Measuring D1 and L2 cache miss stall cycles

kkrik555 · ‎01-16-2008

I am interested in getting execution time breakdown to cache miss and resource stalls, for Core 2 E6300. I use the following equations:
D1-miss cycles =L1D_REPL * 8 / CPU_CLK_UNHALTED
L2-miss cycles =L2_LINES_IN * 60 / CPU_CLK_UNHALTED
Resource stall cycles = RESOURCE_STALLS / CPU_CLK_UNHALTED
, assuming 8 cycles per D1 miss (overestimate due to OoO execution) and 60 cycles per L2 miss (underestimate, 200 cycles suggested), while sampling frequencies are the same.

In some cases, I get a measured sum of D1-miss and L2-miss cycles greater than resource stall cycles (90% versus 20%), which is unacceptable. Correct me if I am wrong, but resource stalls contain the actual stall cycles for the pipeline, so they should be a super-set of cache miss stall cycles. Out-of-Order execution and non-blocking caches allow parallel cache line fetch, so the finally measured stall cycles dued to cache misses should be fewer than my estimations, but still this affects mostly L1 misses. So, in any case, resource stalls should be higher than cache miss stalls. Note that I run single-threaded applications on data-intensive workloads (TPC-H database benchmark).

Can you help me with the problem in the methodology I have adopted? Thanks.

Thomas_W_Intel · ‎03-14-2008

Hello,

RESOURCE_STALLS count only resource-related stalls, e.g. recovering from a mispredicted branchor the reorder buffer or the reservation station are full.

I think that the event that you are looking for is UOPS_DISPATCHED.NONE.

Best regards

Thomas

====

# REQUIREMENT A
Answer these questions about the forum thread on cache miss stall cycles:
(i) How many cycles per L2 miss does the first poster assume in the equations?
(ii) What workload does the first poster run the single-threaded applications on?
(iii) Which event does the reply suggest the first poster is looking for?

====

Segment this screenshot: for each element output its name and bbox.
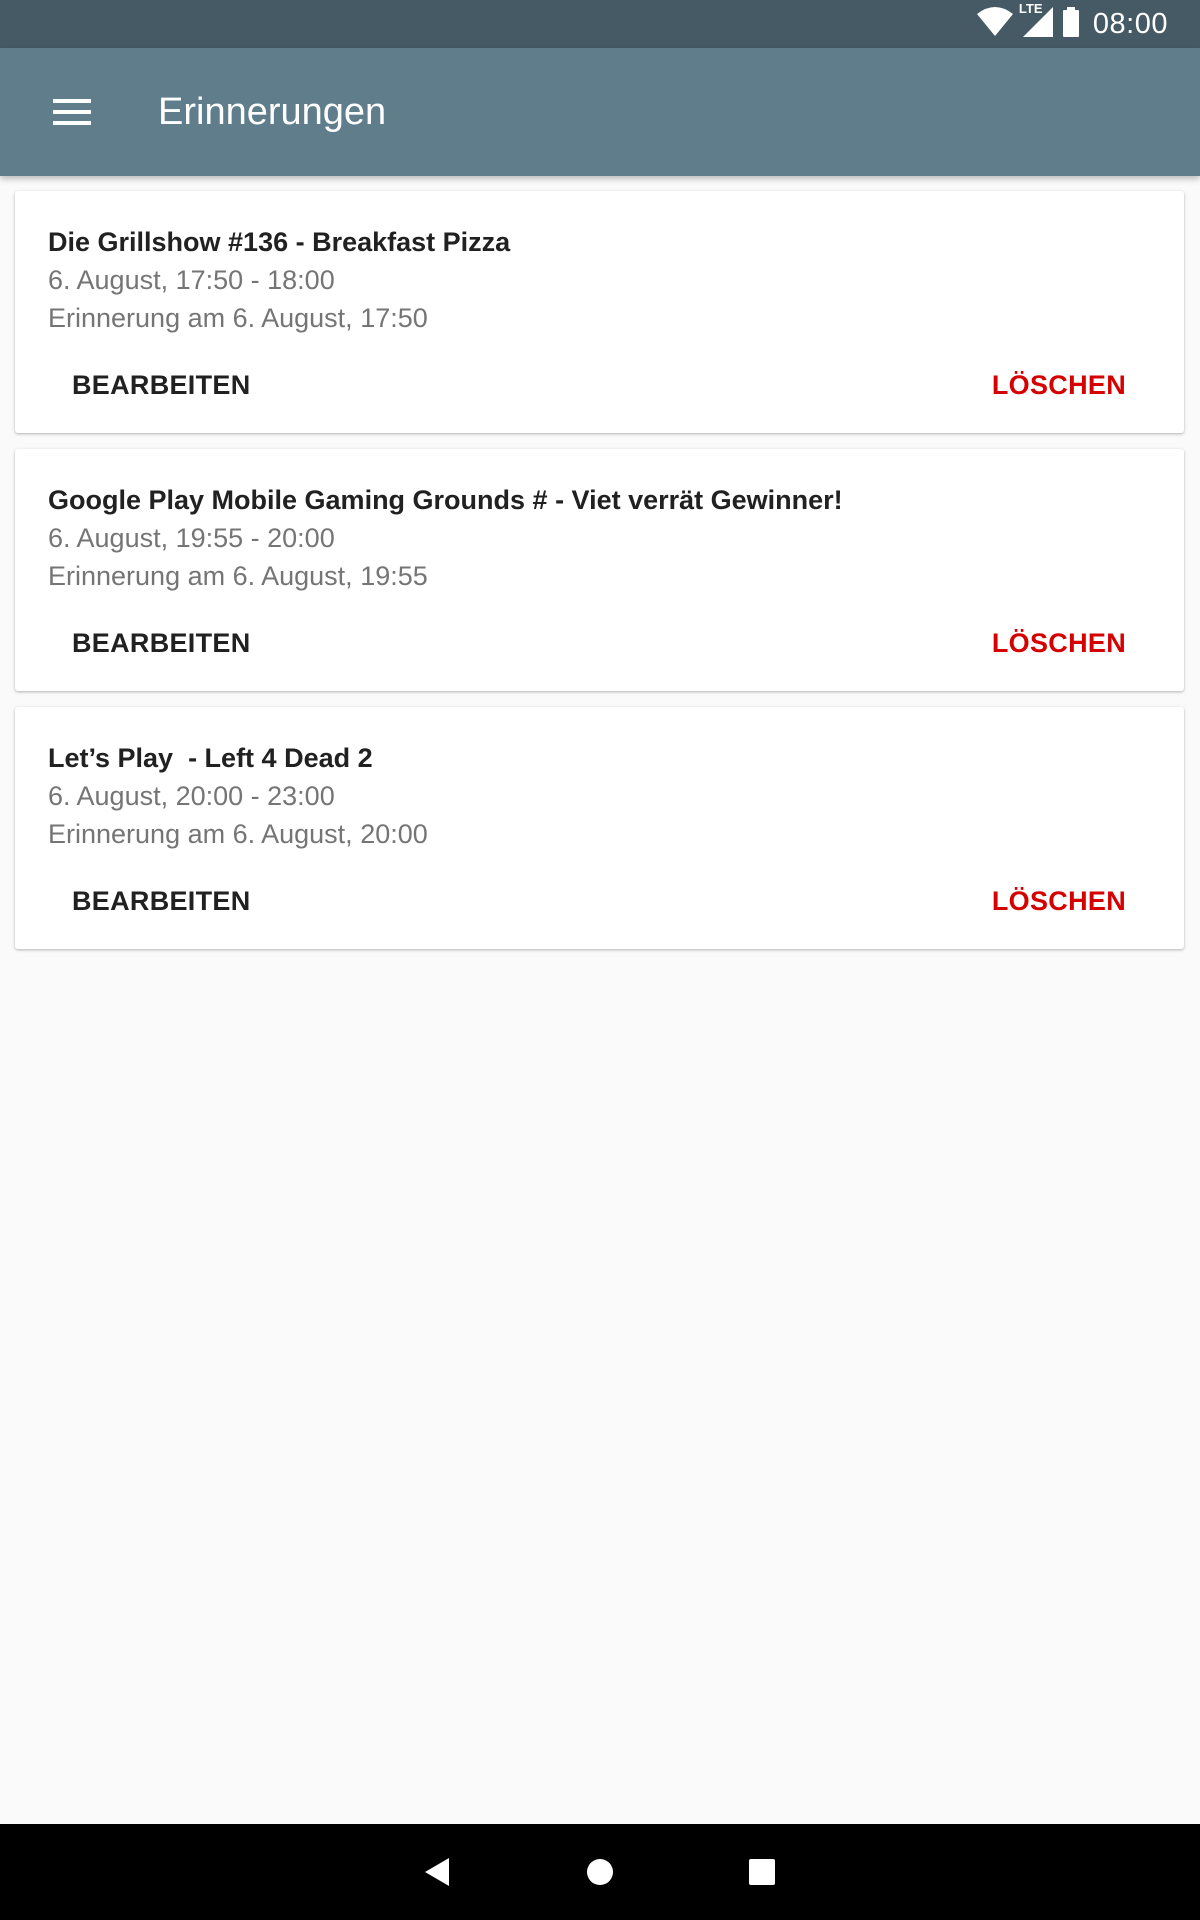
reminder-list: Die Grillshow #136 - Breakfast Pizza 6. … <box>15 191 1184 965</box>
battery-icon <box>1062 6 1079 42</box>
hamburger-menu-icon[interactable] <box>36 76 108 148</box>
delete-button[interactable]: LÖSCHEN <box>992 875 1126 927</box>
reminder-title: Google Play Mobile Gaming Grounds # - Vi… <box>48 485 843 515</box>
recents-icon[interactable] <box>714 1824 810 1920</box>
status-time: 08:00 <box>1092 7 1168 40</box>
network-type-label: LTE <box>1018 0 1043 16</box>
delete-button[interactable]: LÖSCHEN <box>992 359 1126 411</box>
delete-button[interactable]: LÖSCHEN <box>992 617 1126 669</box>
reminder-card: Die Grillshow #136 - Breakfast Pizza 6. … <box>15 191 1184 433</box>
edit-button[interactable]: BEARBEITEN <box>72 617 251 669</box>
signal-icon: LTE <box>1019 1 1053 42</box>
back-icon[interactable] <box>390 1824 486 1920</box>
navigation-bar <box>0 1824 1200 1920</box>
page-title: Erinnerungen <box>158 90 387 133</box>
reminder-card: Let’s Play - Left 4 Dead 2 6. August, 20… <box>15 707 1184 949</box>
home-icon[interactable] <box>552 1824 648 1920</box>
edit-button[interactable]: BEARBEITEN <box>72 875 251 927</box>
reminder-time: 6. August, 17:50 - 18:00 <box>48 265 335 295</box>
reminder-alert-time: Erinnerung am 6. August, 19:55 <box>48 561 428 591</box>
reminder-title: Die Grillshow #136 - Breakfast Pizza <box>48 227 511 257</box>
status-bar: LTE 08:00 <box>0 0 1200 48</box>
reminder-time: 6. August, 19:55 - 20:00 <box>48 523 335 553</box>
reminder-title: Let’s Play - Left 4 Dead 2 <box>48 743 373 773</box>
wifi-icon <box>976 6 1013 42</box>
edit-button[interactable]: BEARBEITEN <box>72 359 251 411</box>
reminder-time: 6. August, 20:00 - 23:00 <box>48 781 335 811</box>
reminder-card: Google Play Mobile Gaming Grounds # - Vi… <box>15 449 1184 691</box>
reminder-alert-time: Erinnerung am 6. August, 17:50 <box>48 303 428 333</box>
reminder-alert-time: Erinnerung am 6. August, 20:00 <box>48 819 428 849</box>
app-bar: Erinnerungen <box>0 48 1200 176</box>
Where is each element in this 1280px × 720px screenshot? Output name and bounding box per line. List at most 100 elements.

====

# REQUIREMENT B
Recast the records as a numbered list, leaving out blank lines, covering only the stretch from the line containing "reminder-list: Die Grillshow" through the line containing "reminder-time: 6. August, 19:55".

# TASK SOLUTION A
(i) 60 cycles per L2 miss.
(ii) The TPC-H database benchmark.
(iii) UOPS_DISPATCHED.NONE.

# TASK SOLUTION B
1. reminder-list: Die Grillshow #136 - Breakfast Pizza 6. … <box>15 191 1184 965</box>
2. battery-icon <box>1062 6 1079 42</box>
3. hamburger-menu-icon[interactable] <box>36 76 108 148</box>
4. delete-button[interactable]: LÖSCHEN <box>992 875 1126 927</box>
5. reminder-title: Google Play Mobile Gaming Grounds # - Vi… <box>48 485 843 515</box>
6. recents-icon[interactable] <box>714 1824 810 1920</box>
7. status-time: 08:00 <box>1092 7 1168 40</box>
8. network-type-label: LTE <box>1018 0 1043 16</box>
9. delete-button[interactable]: LÖSCHEN <box>992 359 1126 411</box>
10. delete-button[interactable]: LÖSCHEN <box>992 617 1126 669</box>
11. reminder-card: Die Grillshow #136 - Breakfast Pizza 6. … <box>15 191 1184 433</box>
12. edit-button[interactable]: BEARBEITEN <box>72 617 251 669</box>
13. signal-icon: LTE <box>1019 1 1053 42</box>
14. back-icon[interactable] <box>390 1824 486 1920</box>
15. navigation-bar <box>0 1824 1200 1920</box>
16. page-title: Erinnerungen <box>158 90 387 133</box>
17. reminder-card: Let’s Play - Left 4 Dead 2 6. August, 20… <box>15 707 1184 949</box>
18. home-icon[interactable] <box>552 1824 648 1920</box>
19. edit-button[interactable]: BEARBEITEN <box>72 875 251 927</box>
20. reminder-time: 6. August, 17:50 - 18:00 <box>48 265 335 295</box>
21. reminder-alert-time: Erinnerung am 6. August, 19:55 <box>48 561 428 591</box>
22. reminder-title: Die Grillshow #136 - Breakfast Pizza <box>48 227 511 257</box>
23. status-bar: LTE 08:00 <box>0 0 1200 48</box>
24. reminder-time: 6. August, 19:55 - 20:00 <box>48 523 335 553</box>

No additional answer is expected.